● **GIVEN INSTRUCTION**:
Each entry below must be repeated exactly, with pictures left out.

● **SUPPLIED ENTRIES**:
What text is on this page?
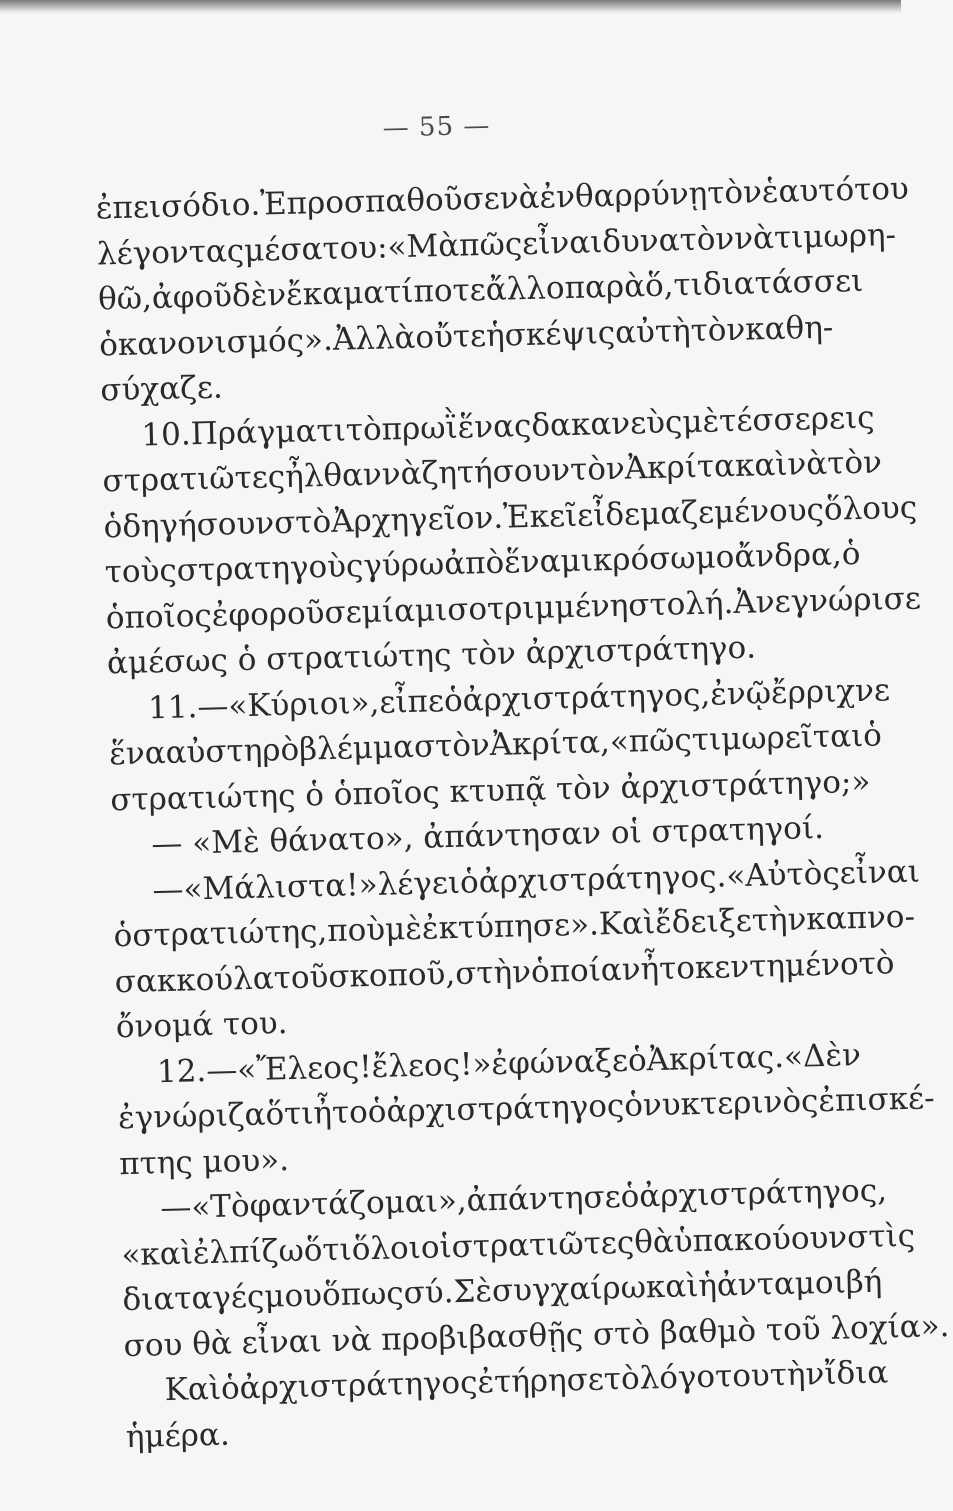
— 55 —
ἐπεισόδιο. Ἐπροσπαθοῦσε νὰ ἐνθαρρύνῃ τὸν ἑαυτό του
λέγοντας μέσα του: «Μὰ πῶς εἶναι δυνατὸν νὰ τιμωρη-
θῶ, ἀφοῦ δὲν ἔκαμα τίποτε ἄλλο παρὰ ὅ,τι διατάσσει
ὁ κανονισμός». Ἀλλὰ οὔτε ἡ σκέψις αὐτὴ τὸν καθη-
σύχαζε.
10. Πράγματι τὸ πρωῒ ἕνας δακανεὺς μὲ τέσσερεις
στρατιῶτες ἦλθαν νὰ ζητήσουν τὸν Ἀκρίτα καὶ νὰ τὸν
ὁδηγήσουν στὸ Ἀρχηγεῖον. Ἐκεῖ εἶδε μαζεμένους ὅλους
τοὺς στρατηγοὺς γύρω ἀπὸ ἕνα μικρόσωμο ἄνδρα, ὁ
ὁποῖος ἐφοροῦσε μία μισοτριμμένη στολή. Ἀνεγνώρισε
ἀμέσως ὁ στρατιώτης τὸν ἀρχιστράτηγο.
11.—«Κύριοι», εἶπε ὁ ἀρχιστράτηγος, ἐνῷ ἔρριχνε
ἕνα αὐστηρὸ βλέμμα στὸν Ἀκρίτα, «πῶς τιμωρεῖται ὁ
στρατιώτης ὁ ὁποῖος κτυπᾷ τὸν ἀρχιστράτηγο;»
— «Μὲ θάνατο», ἀπάντησαν οἱ στρατηγοί.
— «Μάλιστα!» λέγει ὁ ἀρχιστράτηγος. «Αὐτὸς εἶναι
ὁ στρατιώτης, ποὺ μὲ ἐκτύπησε». Καὶ ἔδειξε τὴν καπνο-
σακκούλα τοῦ σκοποῦ, στὴν ὁποίαν ἦτο κεντημένο τὸ
ὄνομά του.
12. —«Ἔλεος! ἔλεος!» ἐφώναξε ὁ Ἀκρίτας. «Δὲν
ἐγνώριζα ὅτι ἦτο ὁ ἀρχιστράτηγος ὁ νυκτερινὸς ἐπισκέ-
πτης μου».
— «Τὸ φαντάζομαι», ἀπάντησε ὁ ἀρχιστράτηγος,
«καὶ ἐλπίζω ὅτι ὅλοι οἱ στρατιῶτες θὰ ὑπακούουν στὶς
διαταγές μου ὅπως σύ. Σὲ συγχαίρω καὶ ἡ ἀνταμοιβή
σου θὰ εἶναι νὰ προβιβασθῇς στὸ βαθμὸ τοῦ λοχία».
Καὶ ὁ ἀρχιστράτηγος ἐτήρησε τὸ λόγο του τὴν ἴδια
ἡμέρα.
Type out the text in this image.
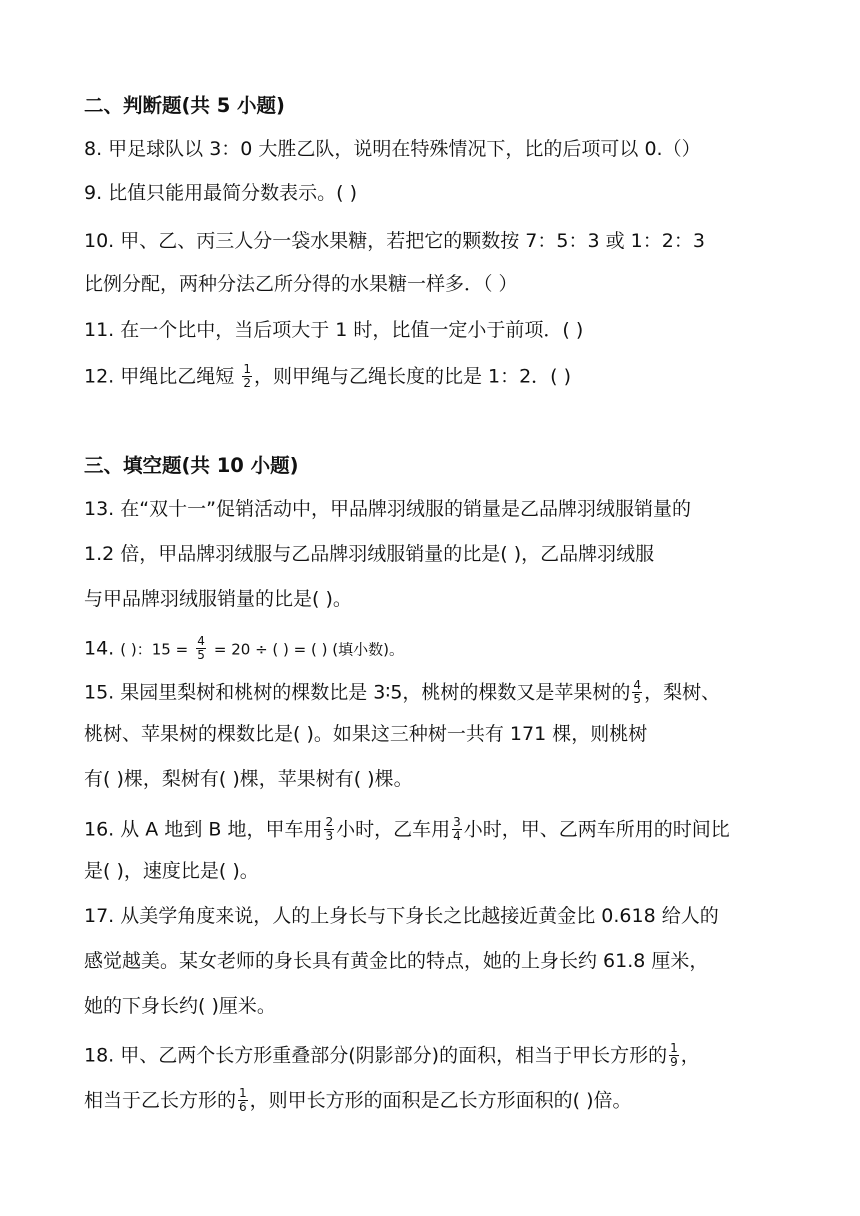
二、判断题(共 5 小题)
8. 甲足球队以 3：0 大胜乙队，说明在特殊情况下，比的后项可以 0.（）
9. 比值只能用最简分数表示。( )
10. 甲、乙、丙三人分一袋水果糖，若把它的颗数按 7：5：3 或 1：2：3
比例分配，两种分法乙所分得的水果糖一样多．（ ）
11. 在一个比中，当后项大于 1 时，比值一定小于前项．( )
12. 甲绳比乙绳短 $\frac{1}{2}$ ，则甲绳与乙绳长度的比是 1：2．( )
三、填空题(共 10 小题)
13. 在“双十一”促销活动中，甲品牌羽绒服的销量是乙品牌羽绒服销量的
1.2 倍，甲品牌羽绒服与乙品牌羽绒服销量的比是( )，乙品牌羽绒服
与甲品牌羽绒服销量的比是( )。
14. ( )：$15 = \frac{4}{5} = 20$ ÷ ( ) = ( ) (填小数)。
15. 果园里梨树和桃树的棵数比是 3∶5，桃树的棵数又是苹果树的 $\frac{4}{5}$ ，梨树、
桃树、苹果树的棵数比是( )。如果这三种树一共有 171 棵，则桃树
有( )棵，梨树有( )棵，苹果树有( )棵。
16. 从 A 地到 B 地，甲车用 $\frac{2}{3}$ 小时，乙车用 $\frac{3}{4}$ 小时，甲、乙两车所用的时间比
是( )，速度比是( )。
17. 从美学角度来说，人的上身长与下身长之比越接近黄金比 0.618 给人的
感觉越美。某女老师的身长具有黄金比的特点，她的上身长约 61.8 厘米，
她的下身长约( )厘米。
18. 甲、乙两个长方形重叠部分(阴影部分)的面积，相当于甲长方形的 $\frac{1}{9}$ ，
相当于乙长方形的 $\frac{1}{6}$ ，则甲长方形的面积是乙长方形面积的( )倍。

● **FULL OUTPUT**:
What text is on this page?
— 55 —
ἐπεισόδιο. Ἐπροσπαθοῦσε νὰ ἐνθαρρύνῃ τὸν ἑαυτό του
λέγοντας μέσα του: «Μὰ πῶς εἶναι δυνατὸν νὰ τιμωρη-
θῶ, ἀφοῦ δὲν ἔκαμα τίποτε ἄλλο παρὰ ὅ,τι διατάσσει
ὁ κανονισμός». Ἀλλὰ οὔτε ἡ σκέψις αὐτὴ τὸν καθη-
σύχαζε.
10. Πράγματι τὸ πρωῒ ἕνας δακανεὺς μὲ τέσσερεις
στρατιῶτες ἦλθαν νὰ ζητήσουν τὸν Ἀκρίτα καὶ νὰ τὸν
ὁδηγήσουν στὸ Ἀρχηγεῖον. Ἐκεῖ εἶδε μαζεμένους ὅλους
τοὺς στρατηγοὺς γύρω ἀπὸ ἕνα μικρόσωμο ἄνδρα, ὁ
ὁποῖος ἐφοροῦσε μία μισοτριμμένη στολή. Ἀνεγνώρισε
ἀμέσως ὁ στρατιώτης τὸν ἀρχιστράτηγο.
11.—«Κύριοι», εἶπε ὁ ἀρχιστράτηγος, ἐνῷ ἔρριχνε
ἕνα αὐστηρὸ βλέμμα στὸν Ἀκρίτα, «πῶς τιμωρεῖται ὁ
στρατιώτης ὁ ὁποῖος κτυπᾷ τὸν ἀρχιστράτηγο;»
— «Μὲ θάνατο», ἀπάντησαν οἱ στρατηγοί.
— «Μάλιστα!» λέγει ὁ ἀρχιστράτηγος. «Αὐτὸς εἶναι
ὁ στρατιώτης, ποὺ μὲ ἐκτύπησε». Καὶ ἔδειξε τὴν καπνο-
σακκούλα τοῦ σκοποῦ, στὴν ὁποίαν ἦτο κεντημένο τὸ
ὄνομά του.
12. —«Ἔλεος! ἔλεος!» ἐφώναξε ὁ Ἀκρίτας. «Δὲν
ἐγνώριζα ὅτι ἦτο ὁ ἀρχιστράτηγος ὁ νυκτερινὸς ἐπισκέ-
πτης μου».
— «Τὸ φαντάζομαι», ἀπάντησε ὁ ἀρχιστράτηγος,
«καὶ ἐλπίζω ὅτι ὅλοι οἱ στρατιῶτες θὰ ὑπακούουν στὶς
διαταγές μου ὅπως σύ. Σὲ συγχαίρω καὶ ἡ ἀνταμοιβή
σου θὰ εἶναι νὰ προβιβασθῇς στὸ βαθμὸ τοῦ λοχία».
Καὶ ὁ ἀρχιστράτηγος ἐτήρησε τὸ λόγο του τὴν ἴδια
ἡμέρα.
Type out the text in this image.
二、判断题(共 5 小题)
8. 甲足球队以 3：0 大胜乙队，说明在特殊情况下，比的后项可以 0.（）
9. 比值只能用最简分数表示。( )
10. 甲、乙、丙三人分一袋水果糖，若把它的颗数按 7：5：3 或 1：2：3
比例分配，两种分法乙所分得的水果糖一样多．（ ）
11. 在一个比中，当后项大于 1 时，比值一定小于前项．( )
12. 甲绳比乙绳短 $\frac{1}{2}$ ，则甲绳与乙绳长度的比是 1：2．( )
三、填空题(共 10 小题)
13. 在“双十一”促销活动中，甲品牌羽绒服的销量是乙品牌羽绒服销量的
1.2 倍，甲品牌羽绒服与乙品牌羽绒服销量的比是( )，乙品牌羽绒服
与甲品牌羽绒服销量的比是( )。
14. ( )：$15 = \frac{4}{5} = 20$ ÷ ( ) = ( ) (填小数)。
15. 果园里梨树和桃树的棵数比是 3∶5，桃树的棵数又是苹果树的 $\frac{4}{5}$ ，梨树、
桃树、苹果树的棵数比是( )。如果这三种树一共有 171 棵，则桃树
有( )棵，梨树有( )棵，苹果树有( )棵。
16. 从 A 地到 B 地，甲车用 $\frac{2}{3}$ 小时，乙车用 $\frac{3}{4}$ 小时，甲、乙两车所用的时间比
是( )，速度比是( )。
17. 从美学角度来说，人的上身长与下身长之比越接近黄金比 0.618 给人的
感觉越美。某女老师的身长具有黄金比的特点，她的上身长约 61.8 厘米，
她的下身长约( )厘米。
18. 甲、乙两个长方形重叠部分(阴影部分)的面积，相当于甲长方形的 $\frac{1}{9}$ ，
相当于乙长方形的 $\frac{1}{6}$ ，则甲长方形的面积是乙长方形面积的( )倍。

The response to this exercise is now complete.